=== Aim of the exercise ===
In the data below, find every line with the string "room" and pull it out.

------ Records supplied ------

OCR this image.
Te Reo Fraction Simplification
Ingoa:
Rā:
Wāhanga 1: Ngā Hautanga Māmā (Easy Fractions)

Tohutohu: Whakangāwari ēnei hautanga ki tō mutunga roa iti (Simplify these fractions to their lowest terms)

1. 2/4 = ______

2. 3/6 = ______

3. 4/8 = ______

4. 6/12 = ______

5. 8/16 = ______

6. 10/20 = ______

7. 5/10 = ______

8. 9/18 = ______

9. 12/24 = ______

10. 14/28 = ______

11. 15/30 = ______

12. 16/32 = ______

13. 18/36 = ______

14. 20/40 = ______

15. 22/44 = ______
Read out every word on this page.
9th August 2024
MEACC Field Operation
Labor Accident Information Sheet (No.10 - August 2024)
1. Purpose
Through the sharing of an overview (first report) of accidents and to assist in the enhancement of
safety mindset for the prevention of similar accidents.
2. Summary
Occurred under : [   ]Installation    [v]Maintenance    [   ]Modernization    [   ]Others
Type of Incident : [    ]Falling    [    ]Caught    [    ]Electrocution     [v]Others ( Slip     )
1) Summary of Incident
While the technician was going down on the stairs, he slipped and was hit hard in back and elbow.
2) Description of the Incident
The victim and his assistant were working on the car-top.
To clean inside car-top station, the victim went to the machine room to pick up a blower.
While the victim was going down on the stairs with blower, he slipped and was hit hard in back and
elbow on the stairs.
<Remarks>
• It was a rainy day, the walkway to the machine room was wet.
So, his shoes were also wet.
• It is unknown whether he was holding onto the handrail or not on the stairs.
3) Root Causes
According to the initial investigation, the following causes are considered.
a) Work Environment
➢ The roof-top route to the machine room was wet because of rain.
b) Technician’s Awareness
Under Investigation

------

=== Problem solution ===
To clean inside car-top station, the victim went to the machine room to pick up a blower.
• It was a rainy day, the walkway to the machine room was wet.
➢ The roof-top route to the machine room was wet because of rain.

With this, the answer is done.